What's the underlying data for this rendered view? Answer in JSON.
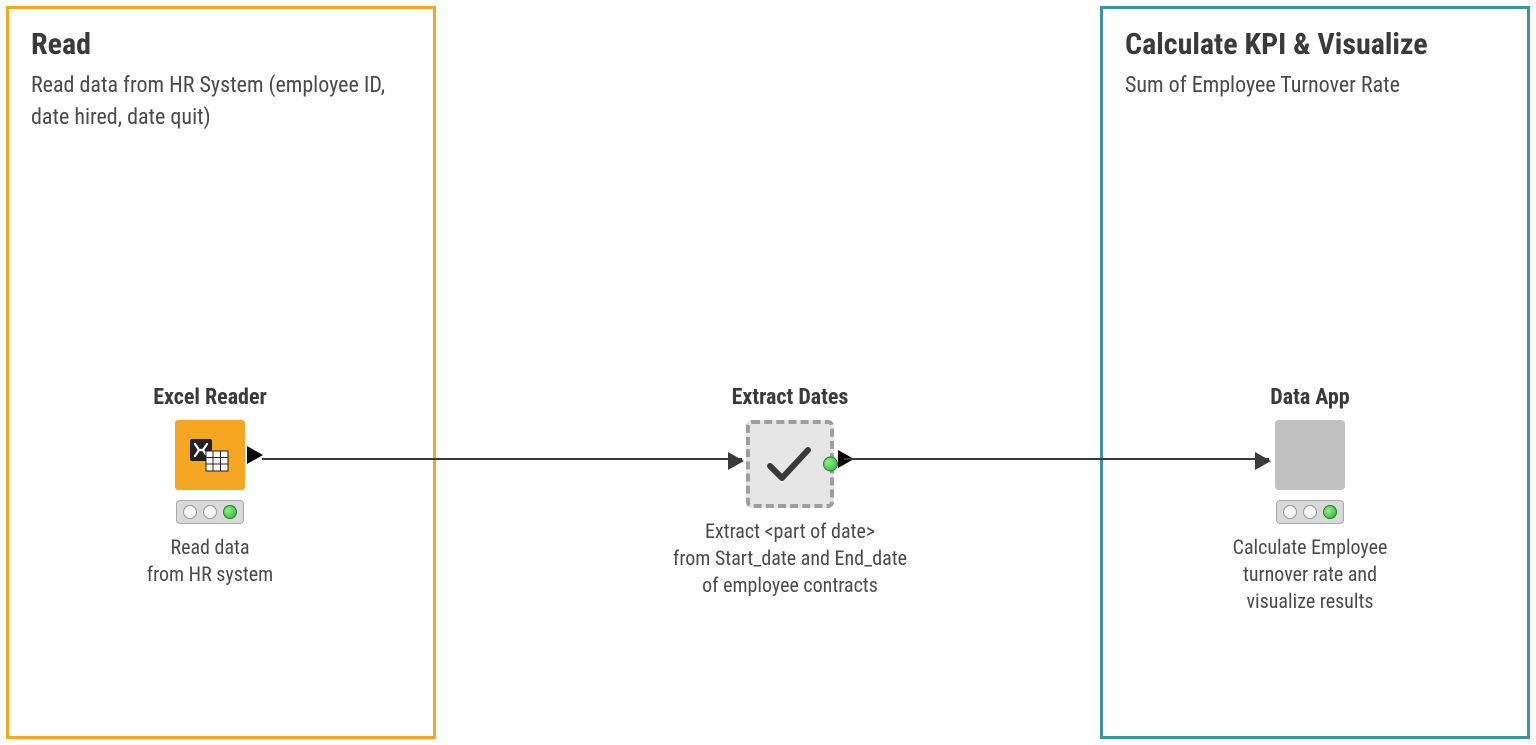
{
  "annotations": {
    "left": {
      "title": "Read",
      "description": "Read data from HR System (employee ID, date hired, date quit)"
    },
    "right": {
      "title": "Calculate KPI & Visualize",
      "description": "Sum of Employee Turnover Rate"
    }
  },
  "nodes": {
    "excel": {
      "label": "Excel Reader",
      "desc_line1": "Read data",
      "desc_line2": "from HR system",
      "icon": "excel-reader-icon"
    },
    "extract": {
      "label": "Extract Dates",
      "desc_line1": "Extract <part of date>",
      "desc_line2": "from Start_date and End_date",
      "desc_line3": "of employee contracts",
      "icon": "metanode-icon"
    },
    "app": {
      "label": "Data App",
      "desc_line1": "Calculate Employee",
      "desc_line2": "turnover rate and",
      "desc_line3": "visualize results",
      "icon": "component-icon"
    }
  },
  "traffic_states": {
    "excel": "green",
    "app": "green"
  }
}
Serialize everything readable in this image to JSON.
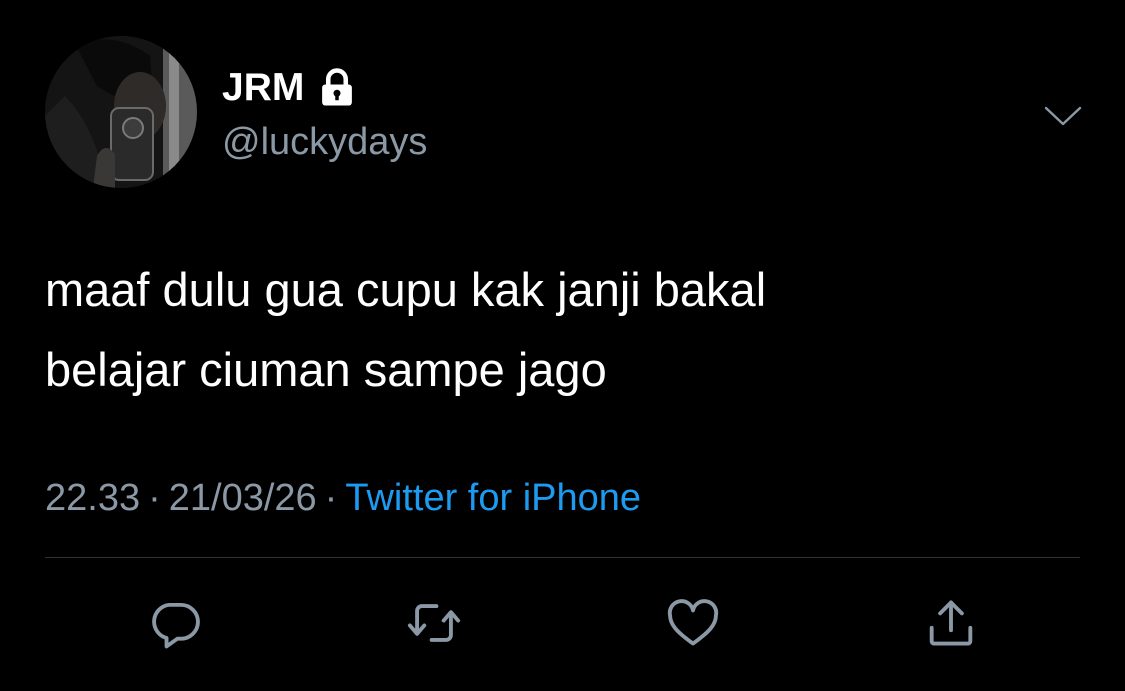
{
  "tweet": {
    "display_name": "JRM",
    "handle": "@luckydays",
    "text_lines": [
      "maaf dulu gua cupu kak janji bakal",
      "belajar ciuman sampe jago"
    ],
    "time": "22.33",
    "separator": "·",
    "date": "21/03/26",
    "source": "Twitter for iPhone"
  },
  "icons": {
    "lock": "lock-icon",
    "menu": "chevron-down-icon",
    "reply": "reply-icon",
    "retweet": "retweet-icon",
    "like": "heart-icon",
    "share": "share-icon"
  },
  "colors": {
    "background": "#000000",
    "primary_text": "#ffffff",
    "secondary_text": "#8b98a5",
    "link": "#1d9bf0",
    "divider": "#2f3336"
  }
}
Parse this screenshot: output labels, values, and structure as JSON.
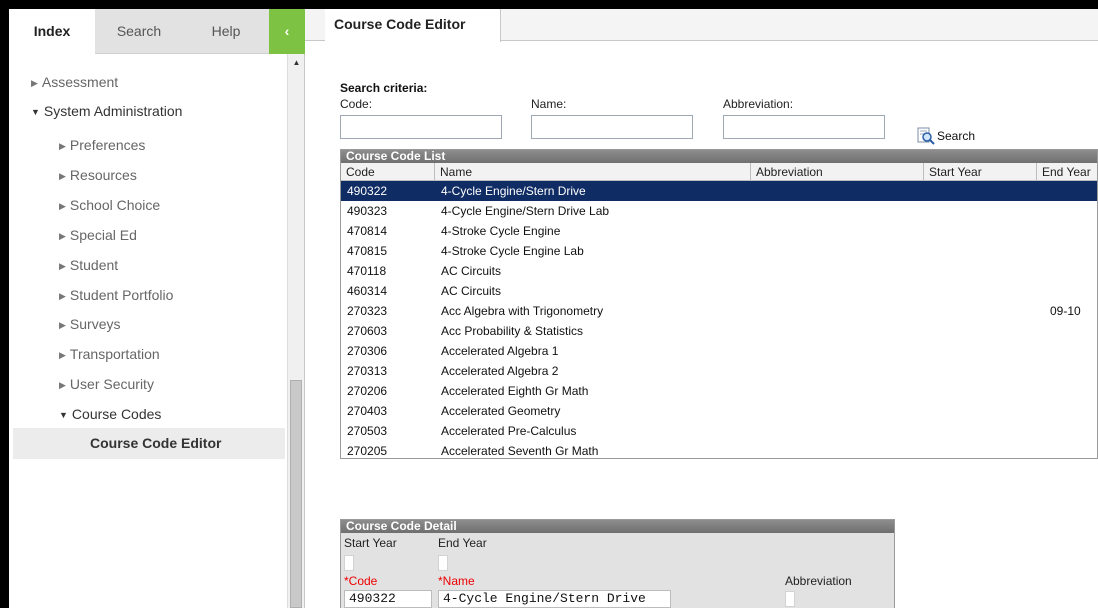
{
  "sidebar": {
    "tabs": {
      "index": "Index",
      "search": "Search",
      "help": "Help"
    },
    "collapse_glyph": "‹",
    "tree": {
      "assessment": "Assessment",
      "system_administration": "System Administration",
      "preferences": "Preferences",
      "resources": "Resources",
      "school_choice": "School Choice",
      "special_ed": "Special Ed",
      "student": "Student",
      "student_portfolio": "Student Portfolio",
      "surveys": "Surveys",
      "transportation": "Transportation",
      "user_security": "User Security",
      "course_codes": "Course Codes",
      "course_code_editor": "Course Code Editor"
    }
  },
  "main": {
    "tab_title": "Course Code Editor",
    "search": {
      "title": "Search criteria:",
      "code_label": "Code:",
      "name_label": "Name:",
      "abbreviation_label": "Abbreviation:",
      "code_value": "",
      "name_value": "",
      "abbreviation_value": "",
      "button_label": "Search"
    },
    "list": {
      "title": "Course Code List",
      "columns": {
        "code": "Code",
        "name": "Name",
        "abbreviation": "Abbreviation",
        "start_year": "Start Year",
        "end_year": "End Year"
      },
      "rows": [
        {
          "code": "490322",
          "name": "4-Cycle Engine/Stern Drive",
          "abbreviation": "",
          "start": "",
          "end": ""
        },
        {
          "code": "490323",
          "name": "4-Cycle Engine/Stern Drive Lab",
          "abbreviation": "",
          "start": "",
          "end": ""
        },
        {
          "code": "470814",
          "name": "4-Stroke Cycle Engine",
          "abbreviation": "",
          "start": "",
          "end": ""
        },
        {
          "code": "470815",
          "name": "4-Stroke Cycle Engine Lab",
          "abbreviation": "",
          "start": "",
          "end": ""
        },
        {
          "code": "470118",
          "name": "AC Circuits",
          "abbreviation": "",
          "start": "",
          "end": ""
        },
        {
          "code": "460314",
          "name": "AC Circuits",
          "abbreviation": "",
          "start": "",
          "end": ""
        },
        {
          "code": "270323",
          "name": "Acc Algebra with Trigonometry",
          "abbreviation": "",
          "start": "",
          "end": "09-10"
        },
        {
          "code": "270603",
          "name": "Acc Probability & Statistics",
          "abbreviation": "",
          "start": "",
          "end": ""
        },
        {
          "code": "270306",
          "name": "Accelerated Algebra 1",
          "abbreviation": "",
          "start": "",
          "end": ""
        },
        {
          "code": "270313",
          "name": "Accelerated Algebra 2",
          "abbreviation": "",
          "start": "",
          "end": ""
        },
        {
          "code": "270206",
          "name": "Accelerated Eighth Gr Math",
          "abbreviation": "",
          "start": "",
          "end": ""
        },
        {
          "code": "270403",
          "name": "Accelerated Geometry",
          "abbreviation": "",
          "start": "",
          "end": ""
        },
        {
          "code": "270503",
          "name": "Accelerated Pre-Calculus",
          "abbreviation": "",
          "start": "",
          "end": ""
        },
        {
          "code": "270205",
          "name": "Accelerated Seventh Gr Math",
          "abbreviation": "",
          "start": "",
          "end": ""
        }
      ]
    },
    "detail": {
      "title": "Course Code Detail",
      "start_year_label": "Start Year",
      "end_year_label": "End Year",
      "code_label": "*Code",
      "name_label": "*Name",
      "abbreviation_label": "Abbreviation",
      "code_value": "490322",
      "name_value": "4-Cycle Engine/Stern Drive"
    }
  },
  "colors": {
    "selected_row": "#0f2c64",
    "collapse_button": "#7dc242",
    "required_label": "#e00000"
  }
}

_ _ _ _ _ _ _

▸ **Short task**
The pictures should not appear in the copy; every other part of the records above must be returned exactly.

▸ **Task answer**
What's the underlying data for this rendered view? Answer in JSON.
{
  "annotations": {
    "left": {
      "title": "Read",
      "description": "Read data from HR System (employee ID, date hired, date quit)"
    },
    "right": {
      "title": "Calculate KPI & Visualize",
      "description": "Sum of Employee Turnover Rate"
    }
  },
  "nodes": {
    "excel": {
      "label": "Excel Reader",
      "desc_line1": "Read data",
      "desc_line2": "from HR system",
      "icon": "excel-reader-icon"
    },
    "extract": {
      "label": "Extract Dates",
      "desc_line1": "Extract <part of date>",
      "desc_line2": "from Start_date and End_date",
      "desc_line3": "of employee contracts",
      "icon": "metanode-icon"
    },
    "app": {
      "label": "Data App",
      "desc_line1": "Calculate Employee",
      "desc_line2": "turnover rate and",
      "desc_line3": "visualize results",
      "icon": "component-icon"
    }
  },
  "traffic_states": {
    "excel": "green",
    "app": "green"
  }
}
Serialize everything readable in this image to JSON.
{
  "tweet": {
    "display_name": "JRM",
    "handle": "@luckydays",
    "text_lines": [
      "maaf dulu gua cupu kak janji bakal",
      "belajar ciuman sampe jago"
    ],
    "time": "22.33",
    "separator": "·",
    "date": "21/03/26",
    "source": "Twitter for iPhone"
  },
  "icons": {
    "lock": "lock-icon",
    "menu": "chevron-down-icon",
    "reply": "reply-icon",
    "retweet": "retweet-icon",
    "like": "heart-icon",
    "share": "share-icon"
  },
  "colors": {
    "background": "#000000",
    "primary_text": "#ffffff",
    "secondary_text": "#8b98a5",
    "link": "#1d9bf0",
    "divider": "#2f3336"
  }
}
Parse this screenshot: output labels, values, and structure as JSON.
{
  "sidebar": {
    "tabs": {
      "index": "Index",
      "search": "Search",
      "help": "Help"
    },
    "collapse_glyph": "‹",
    "tree": {
      "assessment": "Assessment",
      "system_administration": "System Administration",
      "preferences": "Preferences",
      "resources": "Resources",
      "school_choice": "School Choice",
      "special_ed": "Special Ed",
      "student": "Student",
      "student_portfolio": "Student Portfolio",
      "surveys": "Surveys",
      "transportation": "Transportation",
      "user_security": "User Security",
      "course_codes": "Course Codes",
      "course_code_editor": "Course Code Editor"
    }
  },
  "main": {
    "tab_title": "Course Code Editor",
    "search": {
      "title": "Search criteria:",
      "code_label": "Code:",
      "name_label": "Name:",
      "abbreviation_label": "Abbreviation:",
      "code_value": "",
      "name_value": "",
      "abbreviation_value": "",
      "button_label": "Search"
    },
    "list": {
      "title": "Course Code List",
      "columns": {
        "code": "Code",
        "name": "Name",
        "abbreviation": "Abbreviation",
        "start_year": "Start Year",
        "end_year": "End Year"
      },
      "rows": [
        {
          "code": "490322",
          "name": "4-Cycle Engine/Stern Drive",
          "abbreviation": "",
          "start": "",
          "end": ""
        },
        {
          "code": "490323",
          "name": "4-Cycle Engine/Stern Drive Lab",
          "abbreviation": "",
          "start": "",
          "end": ""
        },
        {
          "code": "470814",
          "name": "4-Stroke Cycle Engine",
          "abbreviation": "",
          "start": "",
          "end": ""
        },
        {
          "code": "470815",
          "name": "4-Stroke Cycle Engine Lab",
          "abbreviation": "",
          "start": "",
          "end": ""
        },
        {
          "code": "470118",
          "name": "AC Circuits",
          "abbreviation": "",
          "start": "",
          "end": ""
        },
        {
          "code": "460314",
          "name": "AC Circuits",
          "abbreviation": "",
          "start": "",
          "end": ""
        },
        {
          "code": "270323",
          "name": "Acc Algebra with Trigonometry",
          "abbreviation": "",
          "start": "",
          "end": "09-10"
        },
        {
          "code": "270603",
          "name": "Acc Probability & Statistics",
          "abbreviation": "",
          "start": "",
          "end": ""
        },
        {
          "code": "270306",
          "name": "Accelerated Algebra 1",
          "abbreviation": "",
          "start": "",
          "end": ""
        },
        {
          "code": "270313",
          "name": "Accelerated Algebra 2",
          "abbreviation": "",
          "start": "",
          "end": ""
        },
        {
          "code": "270206",
          "name": "Accelerated Eighth Gr Math",
          "abbreviation": "",
          "start": "",
          "end": ""
        },
        {
          "code": "270403",
          "name": "Accelerated Geometry",
          "abbreviation": "",
          "start": "",
          "end": ""
        },
        {
          "code": "270503",
          "name": "Accelerated Pre-Calculus",
          "abbreviation": "",
          "start": "",
          "end": ""
        },
        {
          "code": "270205",
          "name": "Accelerated Seventh Gr Math",
          "abbreviation": "",
          "start": "",
          "end": ""
        }
      ]
    },
    "detail": {
      "title": "Course Code Detail",
      "start_year_label": "Start Year",
      "end_year_label": "End Year",
      "code_label": "*Code",
      "name_label": "*Name",
      "abbreviation_label": "Abbreviation",
      "code_value": "490322",
      "name_value": "4-Cycle Engine/Stern Drive"
    }
  },
  "colors": {
    "selected_row": "#0f2c64",
    "collapse_button": "#7dc242",
    "required_label": "#e00000"
  }
}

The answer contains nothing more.